What the task asks: Select each line where the word "color" appears.

Information given:
---
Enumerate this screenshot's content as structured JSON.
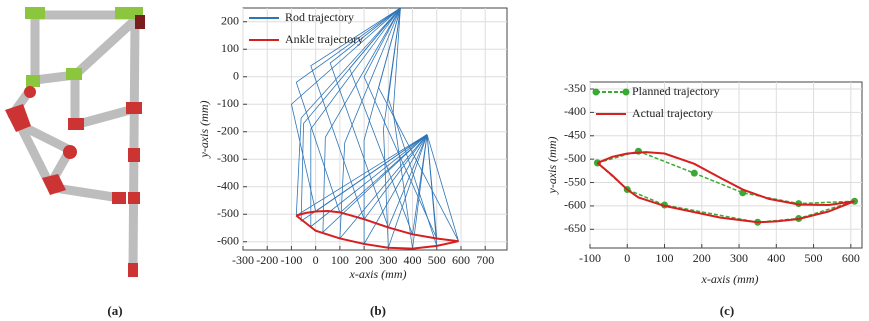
{
  "panel_labels": [
    "(a)",
    "(b)",
    "(c)"
  ],
  "chart_data": [
    {
      "type": "line",
      "x_label": "x-axis (mm)",
      "y_label": "y-axis (mm)",
      "xlim": [
        -300,
        790
      ],
      "ylim": [
        -630,
        250
      ],
      "xticks": [
        -300,
        -200,
        -100,
        0,
        100,
        200,
        300,
        400,
        500,
        600,
        700
      ],
      "yticks": [
        -600,
        -500,
        -400,
        -300,
        -200,
        -100,
        0,
        100,
        200
      ],
      "grid": true,
      "legend": "upper-left",
      "series": [
        {
          "name": "Rod trajectory",
          "color": "#2e75b6",
          "rods": [
            {
              "x": [
                350,
                -60,
                -80,
                460
              ],
              "y": [
                250,
                -150,
                -505,
                -210
              ]
            },
            {
              "x": [
                350,
                -100,
                0,
                460
              ],
              "y": [
                250,
                -100,
                -490,
                -210
              ]
            },
            {
              "x": [
                350,
                -80,
                100,
                460
              ],
              "y": [
                250,
                -20,
                -495,
                -210
              ]
            },
            {
              "x": [
                350,
                -20,
                200,
                460
              ],
              "y": [
                250,
                40,
                -518,
                -210
              ]
            },
            {
              "x": [
                350,
                60,
                300,
                460
              ],
              "y": [
                250,
                50,
                -548,
                -210
              ]
            },
            {
              "x": [
                350,
                140,
                400,
                460
              ],
              "y": [
                250,
                30,
                -573,
                -210
              ]
            },
            {
              "x": [
                350,
                200,
                500,
                460
              ],
              "y": [
                250,
                0,
                -588,
                -210
              ]
            },
            {
              "x": [
                350,
                260,
                590,
                460
              ],
              "y": [
                250,
                -40,
                -598,
                -210
              ]
            },
            {
              "x": [
                350,
                300,
                500,
                460
              ],
              "y": [
                250,
                -80,
                -615,
                -210
              ]
            },
            {
              "x": [
                350,
                320,
                400,
                460
              ],
              "y": [
                250,
                -130,
                -625,
                -210
              ]
            },
            {
              "x": [
                350,
                280,
                300,
                460
              ],
              "y": [
                250,
                -190,
                -622,
                -210
              ]
            },
            {
              "x": [
                350,
                200,
                200,
                460
              ],
              "y": [
                250,
                -230,
                -608,
                -210
              ]
            },
            {
              "x": [
                350,
                120,
                100,
                460
              ],
              "y": [
                250,
                -240,
                -588,
                -210
              ]
            },
            {
              "x": [
                350,
                40,
                30,
                460
              ],
              "y": [
                250,
                -220,
                -565,
                -210
              ]
            },
            {
              "x": [
                350,
                -20,
                -20,
                460
              ],
              "y": [
                250,
                -190,
                -545,
                -210
              ]
            },
            {
              "x": [
                350,
                -50,
                -60,
                460
              ],
              "y": [
                250,
                -170,
                -525,
                -210
              ]
            }
          ]
        },
        {
          "name": "Ankle trajectory",
          "color": "#d62020",
          "x": [
            -80,
            -40,
            0,
            50,
            100,
            200,
            300,
            400,
            500,
            590,
            500,
            400,
            300,
            200,
            100,
            0,
            -80
          ],
          "y": [
            -505,
            -495,
            -490,
            -488,
            -493,
            -518,
            -548,
            -573,
            -588,
            -598,
            -615,
            -625,
            -622,
            -608,
            -588,
            -560,
            -505
          ]
        }
      ]
    },
    {
      "type": "line",
      "x_label": "x-axis (mm)",
      "y_label": "y-axis (mm)",
      "xlim": [
        -100,
        630
      ],
      "ylim": [
        -690,
        -335
      ],
      "xticks": [
        -100,
        0,
        100,
        200,
        300,
        400,
        500,
        600
      ],
      "yticks": [
        -650,
        -600,
        -550,
        -500,
        -450,
        -400,
        -350
      ],
      "grid": true,
      "legend": "upper-left",
      "series": [
        {
          "name": "Planned trajectory",
          "color": "#3aaa35",
          "dashed": true,
          "markers": true,
          "x": [
            -80,
            30,
            180,
            310,
            460,
            610,
            460,
            350,
            100,
            0,
            -80
          ],
          "y": [
            -508,
            -483,
            -530,
            -572,
            -595,
            -590,
            -627,
            -635,
            -598,
            -565,
            -508
          ]
        },
        {
          "name": "Actual trajectory",
          "color": "#d62020",
          "x": [
            -80,
            -40,
            0,
            50,
            100,
            180,
            250,
            310,
            380,
            460,
            540,
            610,
            540,
            460,
            400,
            350,
            250,
            100,
            30,
            0,
            -40,
            -80
          ],
          "y": [
            -508,
            -495,
            -488,
            -485,
            -488,
            -510,
            -540,
            -565,
            -585,
            -597,
            -598,
            -590,
            -612,
            -628,
            -633,
            -635,
            -625,
            -600,
            -582,
            -565,
            -535,
            -508
          ]
        }
      ]
    }
  ]
}
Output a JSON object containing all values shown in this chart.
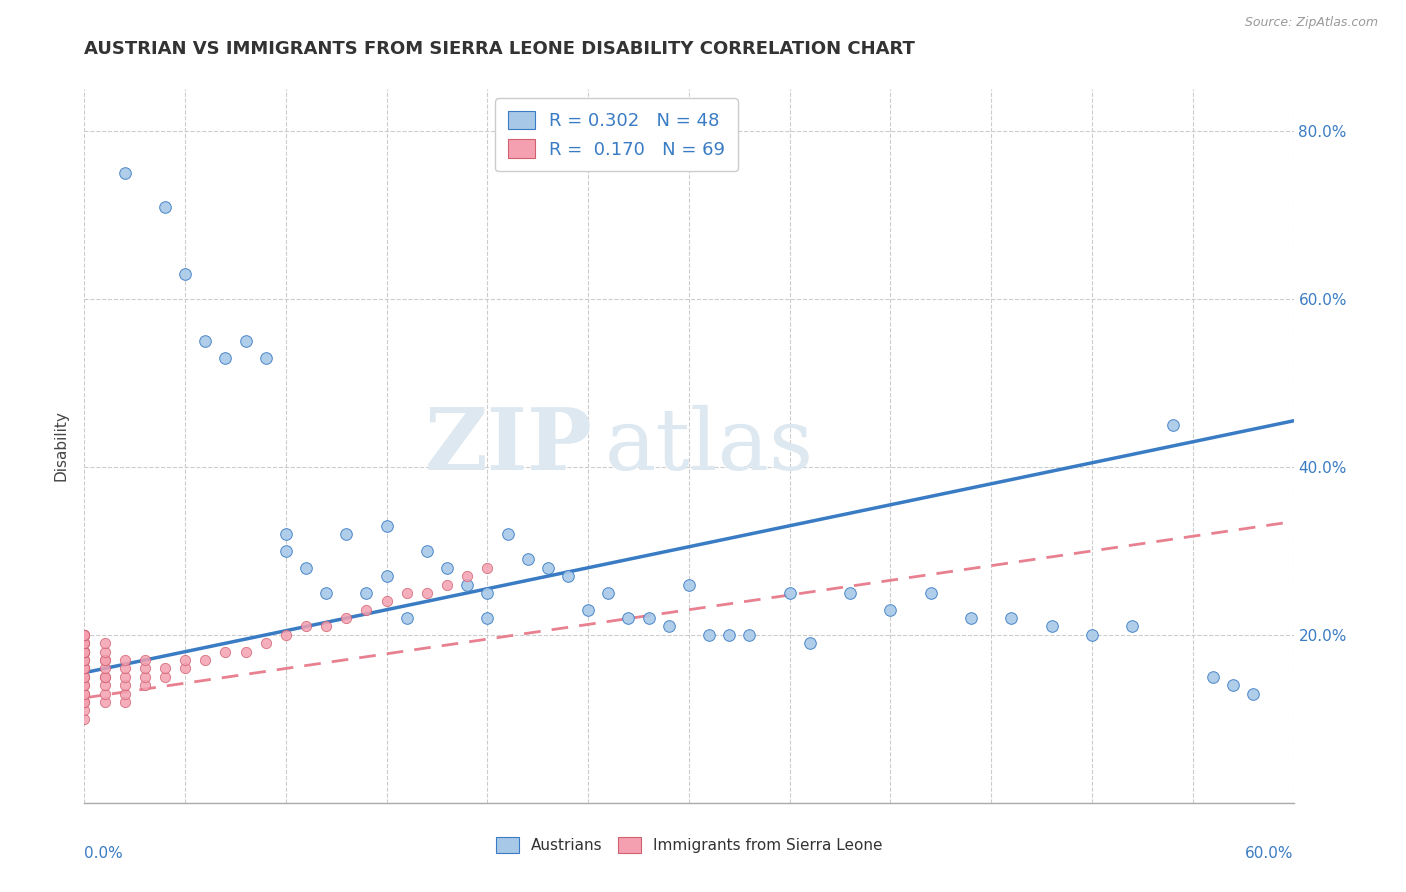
---
Task answer:
          "color": "#2e75b6",
          "color": "#d62020",
          "color": "#3aaa35",
          "color": "#d62020",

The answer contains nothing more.